Records excerpted from a collection:
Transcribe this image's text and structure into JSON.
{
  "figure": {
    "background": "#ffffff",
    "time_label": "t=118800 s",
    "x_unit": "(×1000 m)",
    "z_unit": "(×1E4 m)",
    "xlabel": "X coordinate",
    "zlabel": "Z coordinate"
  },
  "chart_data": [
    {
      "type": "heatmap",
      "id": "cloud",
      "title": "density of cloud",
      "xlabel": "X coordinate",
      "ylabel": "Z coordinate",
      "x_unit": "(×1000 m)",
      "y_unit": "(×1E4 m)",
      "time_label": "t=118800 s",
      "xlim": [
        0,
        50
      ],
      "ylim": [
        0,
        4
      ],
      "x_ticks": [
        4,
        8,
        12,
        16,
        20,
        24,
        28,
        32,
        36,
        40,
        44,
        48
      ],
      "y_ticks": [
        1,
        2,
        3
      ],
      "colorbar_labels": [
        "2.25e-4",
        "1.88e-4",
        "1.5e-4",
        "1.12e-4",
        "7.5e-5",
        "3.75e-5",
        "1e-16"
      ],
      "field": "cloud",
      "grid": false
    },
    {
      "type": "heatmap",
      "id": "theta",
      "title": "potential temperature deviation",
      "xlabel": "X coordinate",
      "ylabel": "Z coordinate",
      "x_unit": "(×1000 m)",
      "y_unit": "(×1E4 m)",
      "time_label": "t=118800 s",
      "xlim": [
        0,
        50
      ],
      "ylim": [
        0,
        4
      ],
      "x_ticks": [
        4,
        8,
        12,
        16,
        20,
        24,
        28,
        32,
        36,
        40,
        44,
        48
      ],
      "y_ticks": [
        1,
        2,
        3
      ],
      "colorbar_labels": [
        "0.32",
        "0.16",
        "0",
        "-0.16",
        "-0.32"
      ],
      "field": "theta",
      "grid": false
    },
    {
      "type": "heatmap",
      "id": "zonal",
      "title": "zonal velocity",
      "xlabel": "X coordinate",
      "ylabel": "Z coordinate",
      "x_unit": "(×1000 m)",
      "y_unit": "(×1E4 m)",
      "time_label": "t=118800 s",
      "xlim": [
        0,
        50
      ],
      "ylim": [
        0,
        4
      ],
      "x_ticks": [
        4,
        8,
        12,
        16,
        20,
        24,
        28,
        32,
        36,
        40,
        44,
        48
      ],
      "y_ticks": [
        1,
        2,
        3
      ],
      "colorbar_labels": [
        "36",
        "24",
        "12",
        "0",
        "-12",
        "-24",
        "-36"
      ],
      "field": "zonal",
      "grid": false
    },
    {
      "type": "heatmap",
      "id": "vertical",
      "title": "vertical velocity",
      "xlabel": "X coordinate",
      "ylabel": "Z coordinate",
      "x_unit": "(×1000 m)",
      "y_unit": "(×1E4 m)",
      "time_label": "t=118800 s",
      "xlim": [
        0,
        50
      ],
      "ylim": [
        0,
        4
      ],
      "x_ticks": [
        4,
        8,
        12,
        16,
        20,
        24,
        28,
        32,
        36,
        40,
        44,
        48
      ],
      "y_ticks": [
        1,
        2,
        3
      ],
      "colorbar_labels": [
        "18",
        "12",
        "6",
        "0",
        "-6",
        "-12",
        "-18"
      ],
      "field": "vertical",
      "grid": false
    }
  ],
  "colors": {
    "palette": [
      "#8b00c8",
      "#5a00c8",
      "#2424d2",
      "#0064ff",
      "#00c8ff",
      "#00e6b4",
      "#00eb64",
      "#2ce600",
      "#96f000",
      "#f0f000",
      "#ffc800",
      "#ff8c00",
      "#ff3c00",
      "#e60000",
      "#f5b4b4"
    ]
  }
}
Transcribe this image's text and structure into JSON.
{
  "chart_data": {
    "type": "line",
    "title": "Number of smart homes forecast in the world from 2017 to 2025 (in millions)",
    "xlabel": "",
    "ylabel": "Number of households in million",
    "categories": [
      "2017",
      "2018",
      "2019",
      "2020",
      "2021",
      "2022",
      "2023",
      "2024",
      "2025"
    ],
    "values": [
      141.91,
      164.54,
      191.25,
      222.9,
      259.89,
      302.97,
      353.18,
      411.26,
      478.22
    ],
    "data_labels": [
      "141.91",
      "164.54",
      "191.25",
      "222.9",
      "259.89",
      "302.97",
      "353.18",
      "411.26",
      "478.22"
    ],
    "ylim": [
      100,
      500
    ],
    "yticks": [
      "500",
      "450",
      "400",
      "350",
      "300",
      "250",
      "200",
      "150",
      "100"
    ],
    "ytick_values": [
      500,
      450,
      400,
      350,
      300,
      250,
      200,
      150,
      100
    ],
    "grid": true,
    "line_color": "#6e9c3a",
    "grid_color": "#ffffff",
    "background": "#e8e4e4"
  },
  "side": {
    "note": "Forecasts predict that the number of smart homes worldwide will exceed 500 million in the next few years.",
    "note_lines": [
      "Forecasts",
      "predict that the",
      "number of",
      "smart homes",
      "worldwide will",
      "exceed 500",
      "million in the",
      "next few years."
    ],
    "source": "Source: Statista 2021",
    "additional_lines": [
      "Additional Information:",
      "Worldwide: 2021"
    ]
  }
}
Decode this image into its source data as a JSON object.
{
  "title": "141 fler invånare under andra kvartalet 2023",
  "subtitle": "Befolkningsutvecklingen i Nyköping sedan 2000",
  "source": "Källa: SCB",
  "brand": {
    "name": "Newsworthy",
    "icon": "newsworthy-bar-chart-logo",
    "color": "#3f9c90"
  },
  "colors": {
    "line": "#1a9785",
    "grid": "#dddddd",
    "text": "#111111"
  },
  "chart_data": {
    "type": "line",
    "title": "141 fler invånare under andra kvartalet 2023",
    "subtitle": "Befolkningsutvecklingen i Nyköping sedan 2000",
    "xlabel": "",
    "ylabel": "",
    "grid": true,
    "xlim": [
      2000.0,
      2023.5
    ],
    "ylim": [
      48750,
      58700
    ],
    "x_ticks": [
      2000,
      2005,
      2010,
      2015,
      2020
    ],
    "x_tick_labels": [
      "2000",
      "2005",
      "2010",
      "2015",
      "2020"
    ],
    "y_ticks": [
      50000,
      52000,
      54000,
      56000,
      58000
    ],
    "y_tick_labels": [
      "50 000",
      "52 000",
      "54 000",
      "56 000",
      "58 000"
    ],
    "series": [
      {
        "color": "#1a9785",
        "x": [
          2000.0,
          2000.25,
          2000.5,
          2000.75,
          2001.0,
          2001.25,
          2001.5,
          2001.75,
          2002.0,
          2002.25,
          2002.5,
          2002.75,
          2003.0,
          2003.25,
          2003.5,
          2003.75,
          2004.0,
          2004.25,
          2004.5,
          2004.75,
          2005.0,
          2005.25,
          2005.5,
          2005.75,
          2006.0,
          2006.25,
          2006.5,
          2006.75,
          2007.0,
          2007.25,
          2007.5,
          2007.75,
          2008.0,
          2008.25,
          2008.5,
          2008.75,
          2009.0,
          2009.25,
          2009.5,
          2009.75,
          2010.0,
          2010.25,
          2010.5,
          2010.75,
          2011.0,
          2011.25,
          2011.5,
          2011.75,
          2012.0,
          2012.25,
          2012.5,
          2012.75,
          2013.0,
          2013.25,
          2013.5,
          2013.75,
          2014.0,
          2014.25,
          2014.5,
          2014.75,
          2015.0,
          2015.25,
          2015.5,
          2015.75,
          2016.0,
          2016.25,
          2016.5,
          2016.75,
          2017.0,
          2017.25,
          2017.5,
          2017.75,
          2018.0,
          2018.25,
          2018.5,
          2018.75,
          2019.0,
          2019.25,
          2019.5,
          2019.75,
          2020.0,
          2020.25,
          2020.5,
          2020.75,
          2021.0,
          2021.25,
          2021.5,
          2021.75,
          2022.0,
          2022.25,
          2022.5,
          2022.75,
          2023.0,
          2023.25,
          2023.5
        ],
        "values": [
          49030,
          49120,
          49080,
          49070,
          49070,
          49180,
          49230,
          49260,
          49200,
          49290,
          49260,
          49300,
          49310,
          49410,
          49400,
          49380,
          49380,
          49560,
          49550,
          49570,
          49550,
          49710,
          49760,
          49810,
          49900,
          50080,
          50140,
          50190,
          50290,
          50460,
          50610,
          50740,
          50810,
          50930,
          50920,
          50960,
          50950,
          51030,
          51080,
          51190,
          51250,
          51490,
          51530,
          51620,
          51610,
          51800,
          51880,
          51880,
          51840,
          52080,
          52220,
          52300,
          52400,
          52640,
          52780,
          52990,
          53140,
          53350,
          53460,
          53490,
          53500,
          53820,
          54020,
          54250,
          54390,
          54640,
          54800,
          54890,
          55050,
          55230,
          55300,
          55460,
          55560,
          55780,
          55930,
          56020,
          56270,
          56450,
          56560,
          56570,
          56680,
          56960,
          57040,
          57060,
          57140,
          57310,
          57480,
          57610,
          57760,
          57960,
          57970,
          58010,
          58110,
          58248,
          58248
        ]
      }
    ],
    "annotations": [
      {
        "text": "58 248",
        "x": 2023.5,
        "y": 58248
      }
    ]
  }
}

EXERCISE OBJECTIVE: Go through the records above and copy every line with the word "Forecasts".

RESPONSE TO THE EXERCISE:
    "note": "Forecasts predict that the number of smart homes worldwide will exceed 500 million in the next few years.",
      "Forecasts",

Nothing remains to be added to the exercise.